## Your objective
Each line that holds the word "Evaluation" counts once; give the total for the records below and nothing else.

## Records supplied
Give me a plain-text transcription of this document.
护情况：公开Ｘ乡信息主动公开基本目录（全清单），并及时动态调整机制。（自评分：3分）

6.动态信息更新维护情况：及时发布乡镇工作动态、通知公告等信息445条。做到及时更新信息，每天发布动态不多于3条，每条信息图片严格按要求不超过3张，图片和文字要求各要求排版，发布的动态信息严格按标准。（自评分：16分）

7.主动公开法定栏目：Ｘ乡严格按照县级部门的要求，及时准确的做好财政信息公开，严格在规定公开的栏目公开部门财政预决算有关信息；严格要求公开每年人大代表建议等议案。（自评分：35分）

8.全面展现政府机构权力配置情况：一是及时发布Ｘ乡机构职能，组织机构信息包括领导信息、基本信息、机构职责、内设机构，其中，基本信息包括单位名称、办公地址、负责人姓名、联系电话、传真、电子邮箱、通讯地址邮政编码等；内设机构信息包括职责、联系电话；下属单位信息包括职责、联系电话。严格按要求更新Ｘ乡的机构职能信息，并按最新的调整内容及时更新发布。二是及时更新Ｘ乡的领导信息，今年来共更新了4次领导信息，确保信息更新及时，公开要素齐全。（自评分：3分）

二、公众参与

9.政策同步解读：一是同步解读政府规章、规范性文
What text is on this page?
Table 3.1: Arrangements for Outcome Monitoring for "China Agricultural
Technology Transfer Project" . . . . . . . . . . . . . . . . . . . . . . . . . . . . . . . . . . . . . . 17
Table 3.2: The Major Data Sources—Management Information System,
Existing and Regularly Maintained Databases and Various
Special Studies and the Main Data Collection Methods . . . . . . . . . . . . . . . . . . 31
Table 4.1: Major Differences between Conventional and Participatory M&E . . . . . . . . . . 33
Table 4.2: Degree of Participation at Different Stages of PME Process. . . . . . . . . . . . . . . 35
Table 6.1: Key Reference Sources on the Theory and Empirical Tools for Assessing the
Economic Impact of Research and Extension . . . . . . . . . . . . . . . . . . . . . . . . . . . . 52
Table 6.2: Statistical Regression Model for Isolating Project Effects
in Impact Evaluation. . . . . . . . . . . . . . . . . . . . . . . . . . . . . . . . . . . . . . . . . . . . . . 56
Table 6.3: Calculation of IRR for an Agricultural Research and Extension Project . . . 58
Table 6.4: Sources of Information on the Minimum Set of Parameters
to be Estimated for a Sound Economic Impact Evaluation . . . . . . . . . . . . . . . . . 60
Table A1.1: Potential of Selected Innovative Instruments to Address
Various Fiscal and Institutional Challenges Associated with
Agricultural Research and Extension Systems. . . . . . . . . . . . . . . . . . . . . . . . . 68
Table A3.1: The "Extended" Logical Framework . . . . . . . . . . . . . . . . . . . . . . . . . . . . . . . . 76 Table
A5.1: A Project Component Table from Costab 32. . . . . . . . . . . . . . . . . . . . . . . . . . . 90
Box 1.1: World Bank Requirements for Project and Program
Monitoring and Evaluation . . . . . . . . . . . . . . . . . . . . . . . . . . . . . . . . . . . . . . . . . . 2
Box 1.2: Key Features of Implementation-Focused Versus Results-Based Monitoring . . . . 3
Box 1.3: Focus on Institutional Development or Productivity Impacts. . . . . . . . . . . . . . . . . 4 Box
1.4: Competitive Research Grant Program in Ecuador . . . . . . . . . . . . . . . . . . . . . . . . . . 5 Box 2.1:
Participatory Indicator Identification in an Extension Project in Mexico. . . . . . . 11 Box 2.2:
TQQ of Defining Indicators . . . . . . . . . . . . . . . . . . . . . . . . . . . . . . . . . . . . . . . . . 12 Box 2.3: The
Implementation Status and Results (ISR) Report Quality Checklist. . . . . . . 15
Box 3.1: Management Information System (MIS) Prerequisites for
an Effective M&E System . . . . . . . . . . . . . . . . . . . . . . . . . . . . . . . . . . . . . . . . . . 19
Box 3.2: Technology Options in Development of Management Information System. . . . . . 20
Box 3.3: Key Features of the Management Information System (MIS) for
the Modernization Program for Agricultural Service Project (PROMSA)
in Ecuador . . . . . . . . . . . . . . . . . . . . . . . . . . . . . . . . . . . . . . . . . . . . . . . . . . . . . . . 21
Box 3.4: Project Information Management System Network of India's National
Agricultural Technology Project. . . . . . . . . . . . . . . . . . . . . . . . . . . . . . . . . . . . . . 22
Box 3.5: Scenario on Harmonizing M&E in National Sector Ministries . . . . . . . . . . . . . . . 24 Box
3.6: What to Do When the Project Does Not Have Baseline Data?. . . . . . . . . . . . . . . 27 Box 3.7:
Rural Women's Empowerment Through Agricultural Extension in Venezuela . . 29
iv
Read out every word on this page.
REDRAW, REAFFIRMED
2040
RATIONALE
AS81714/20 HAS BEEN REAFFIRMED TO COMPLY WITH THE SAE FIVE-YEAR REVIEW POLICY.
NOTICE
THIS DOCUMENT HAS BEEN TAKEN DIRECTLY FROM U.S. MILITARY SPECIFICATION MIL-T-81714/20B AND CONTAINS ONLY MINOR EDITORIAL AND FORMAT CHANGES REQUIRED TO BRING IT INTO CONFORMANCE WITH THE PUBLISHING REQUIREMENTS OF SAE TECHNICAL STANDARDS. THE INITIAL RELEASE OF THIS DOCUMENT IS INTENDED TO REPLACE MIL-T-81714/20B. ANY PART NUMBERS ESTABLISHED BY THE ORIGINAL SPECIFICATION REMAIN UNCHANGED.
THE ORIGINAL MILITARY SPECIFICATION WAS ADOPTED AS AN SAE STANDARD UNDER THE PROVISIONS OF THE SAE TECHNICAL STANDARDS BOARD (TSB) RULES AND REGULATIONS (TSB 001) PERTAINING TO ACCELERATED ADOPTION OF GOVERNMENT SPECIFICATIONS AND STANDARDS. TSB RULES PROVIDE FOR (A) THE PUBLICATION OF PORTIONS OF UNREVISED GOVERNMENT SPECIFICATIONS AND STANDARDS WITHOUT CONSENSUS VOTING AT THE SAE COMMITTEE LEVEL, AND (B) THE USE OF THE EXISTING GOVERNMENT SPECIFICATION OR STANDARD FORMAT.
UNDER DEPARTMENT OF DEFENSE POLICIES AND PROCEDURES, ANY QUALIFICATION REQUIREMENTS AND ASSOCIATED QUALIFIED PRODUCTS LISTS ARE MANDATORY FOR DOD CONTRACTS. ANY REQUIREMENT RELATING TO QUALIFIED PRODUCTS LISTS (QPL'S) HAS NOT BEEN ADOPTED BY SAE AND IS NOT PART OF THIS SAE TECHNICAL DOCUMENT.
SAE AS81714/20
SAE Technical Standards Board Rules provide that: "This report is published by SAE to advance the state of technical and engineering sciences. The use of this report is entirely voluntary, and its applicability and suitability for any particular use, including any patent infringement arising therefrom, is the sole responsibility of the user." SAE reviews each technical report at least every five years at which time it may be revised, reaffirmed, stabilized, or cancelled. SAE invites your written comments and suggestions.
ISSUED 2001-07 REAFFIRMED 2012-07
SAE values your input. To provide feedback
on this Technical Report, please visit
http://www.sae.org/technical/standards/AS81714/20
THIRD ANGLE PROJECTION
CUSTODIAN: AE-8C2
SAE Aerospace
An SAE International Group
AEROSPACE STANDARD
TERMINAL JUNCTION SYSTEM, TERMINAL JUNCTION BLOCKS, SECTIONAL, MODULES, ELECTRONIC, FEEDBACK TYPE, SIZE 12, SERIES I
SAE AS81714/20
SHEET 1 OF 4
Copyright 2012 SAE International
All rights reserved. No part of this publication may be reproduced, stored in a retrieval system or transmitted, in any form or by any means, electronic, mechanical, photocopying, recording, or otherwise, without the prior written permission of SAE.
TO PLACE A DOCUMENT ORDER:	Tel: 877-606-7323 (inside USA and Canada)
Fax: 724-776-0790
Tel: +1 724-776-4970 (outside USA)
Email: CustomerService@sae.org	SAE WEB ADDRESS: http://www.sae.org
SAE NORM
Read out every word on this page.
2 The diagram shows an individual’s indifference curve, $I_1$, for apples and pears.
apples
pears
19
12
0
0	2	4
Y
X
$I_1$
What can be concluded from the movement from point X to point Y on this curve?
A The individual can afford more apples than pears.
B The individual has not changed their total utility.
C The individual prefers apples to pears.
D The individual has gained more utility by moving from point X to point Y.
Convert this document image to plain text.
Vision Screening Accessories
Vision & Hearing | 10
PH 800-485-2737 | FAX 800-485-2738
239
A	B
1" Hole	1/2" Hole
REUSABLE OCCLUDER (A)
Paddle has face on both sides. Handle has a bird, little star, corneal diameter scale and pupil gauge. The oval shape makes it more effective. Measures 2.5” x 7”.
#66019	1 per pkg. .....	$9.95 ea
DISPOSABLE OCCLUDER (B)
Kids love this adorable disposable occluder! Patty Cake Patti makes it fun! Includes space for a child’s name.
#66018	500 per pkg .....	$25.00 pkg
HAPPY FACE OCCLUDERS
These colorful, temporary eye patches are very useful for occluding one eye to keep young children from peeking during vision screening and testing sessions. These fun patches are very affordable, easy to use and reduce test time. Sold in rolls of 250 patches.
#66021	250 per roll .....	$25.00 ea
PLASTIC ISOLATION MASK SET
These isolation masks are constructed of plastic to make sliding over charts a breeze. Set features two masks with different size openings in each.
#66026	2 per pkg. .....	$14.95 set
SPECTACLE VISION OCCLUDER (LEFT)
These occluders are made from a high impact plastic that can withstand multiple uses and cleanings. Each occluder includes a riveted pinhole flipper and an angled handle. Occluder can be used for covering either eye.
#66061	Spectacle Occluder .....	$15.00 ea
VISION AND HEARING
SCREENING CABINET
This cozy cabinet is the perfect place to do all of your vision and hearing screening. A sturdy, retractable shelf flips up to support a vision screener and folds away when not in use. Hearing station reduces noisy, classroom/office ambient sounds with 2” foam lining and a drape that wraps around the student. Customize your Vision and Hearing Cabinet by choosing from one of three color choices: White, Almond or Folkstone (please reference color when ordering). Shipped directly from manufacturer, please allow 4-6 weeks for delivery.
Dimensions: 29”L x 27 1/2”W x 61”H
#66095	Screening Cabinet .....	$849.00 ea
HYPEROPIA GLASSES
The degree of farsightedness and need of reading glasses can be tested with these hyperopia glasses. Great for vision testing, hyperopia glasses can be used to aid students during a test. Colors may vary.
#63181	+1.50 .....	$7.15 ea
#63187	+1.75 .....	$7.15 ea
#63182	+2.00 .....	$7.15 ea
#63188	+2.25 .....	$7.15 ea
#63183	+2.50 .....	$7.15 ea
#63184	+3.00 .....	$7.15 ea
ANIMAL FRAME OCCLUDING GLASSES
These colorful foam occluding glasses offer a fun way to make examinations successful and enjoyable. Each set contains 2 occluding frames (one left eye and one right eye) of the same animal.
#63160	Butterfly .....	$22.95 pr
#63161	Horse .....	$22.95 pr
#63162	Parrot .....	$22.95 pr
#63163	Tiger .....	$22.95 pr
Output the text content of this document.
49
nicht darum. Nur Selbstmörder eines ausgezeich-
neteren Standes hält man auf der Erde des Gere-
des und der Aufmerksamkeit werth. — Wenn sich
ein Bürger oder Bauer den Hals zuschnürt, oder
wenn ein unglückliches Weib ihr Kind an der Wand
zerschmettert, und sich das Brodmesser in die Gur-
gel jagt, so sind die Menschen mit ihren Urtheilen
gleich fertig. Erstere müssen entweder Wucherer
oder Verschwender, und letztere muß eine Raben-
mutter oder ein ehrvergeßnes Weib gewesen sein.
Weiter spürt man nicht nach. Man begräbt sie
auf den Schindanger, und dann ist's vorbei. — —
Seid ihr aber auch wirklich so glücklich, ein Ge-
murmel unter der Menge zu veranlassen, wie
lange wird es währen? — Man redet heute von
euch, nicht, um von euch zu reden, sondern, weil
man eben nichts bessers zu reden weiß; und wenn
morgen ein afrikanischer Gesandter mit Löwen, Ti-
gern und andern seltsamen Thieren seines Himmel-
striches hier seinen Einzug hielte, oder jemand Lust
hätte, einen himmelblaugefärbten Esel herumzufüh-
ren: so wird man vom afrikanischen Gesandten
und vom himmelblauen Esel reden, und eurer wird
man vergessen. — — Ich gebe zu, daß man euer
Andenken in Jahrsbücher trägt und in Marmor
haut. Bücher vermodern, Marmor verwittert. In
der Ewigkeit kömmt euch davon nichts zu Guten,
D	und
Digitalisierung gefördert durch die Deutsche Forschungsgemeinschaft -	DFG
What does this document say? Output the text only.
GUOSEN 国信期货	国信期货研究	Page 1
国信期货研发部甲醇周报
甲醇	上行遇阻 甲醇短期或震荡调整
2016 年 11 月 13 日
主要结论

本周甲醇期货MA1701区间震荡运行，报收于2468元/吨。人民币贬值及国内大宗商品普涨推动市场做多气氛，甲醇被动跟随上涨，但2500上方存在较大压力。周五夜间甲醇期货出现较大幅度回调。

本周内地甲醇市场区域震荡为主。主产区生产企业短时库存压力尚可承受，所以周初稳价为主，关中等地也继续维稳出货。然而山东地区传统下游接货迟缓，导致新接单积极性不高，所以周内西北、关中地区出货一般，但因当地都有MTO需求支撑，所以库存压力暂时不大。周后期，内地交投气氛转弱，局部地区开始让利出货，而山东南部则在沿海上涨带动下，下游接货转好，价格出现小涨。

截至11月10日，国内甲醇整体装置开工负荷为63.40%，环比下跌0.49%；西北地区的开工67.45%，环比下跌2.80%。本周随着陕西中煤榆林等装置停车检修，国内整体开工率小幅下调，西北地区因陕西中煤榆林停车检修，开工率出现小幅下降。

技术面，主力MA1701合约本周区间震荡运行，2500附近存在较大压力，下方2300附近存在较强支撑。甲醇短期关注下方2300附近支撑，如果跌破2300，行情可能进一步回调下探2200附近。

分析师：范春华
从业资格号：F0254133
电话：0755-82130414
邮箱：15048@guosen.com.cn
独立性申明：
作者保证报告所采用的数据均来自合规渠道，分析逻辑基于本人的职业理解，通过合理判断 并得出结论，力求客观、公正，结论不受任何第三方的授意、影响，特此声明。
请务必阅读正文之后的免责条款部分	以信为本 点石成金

## Response
3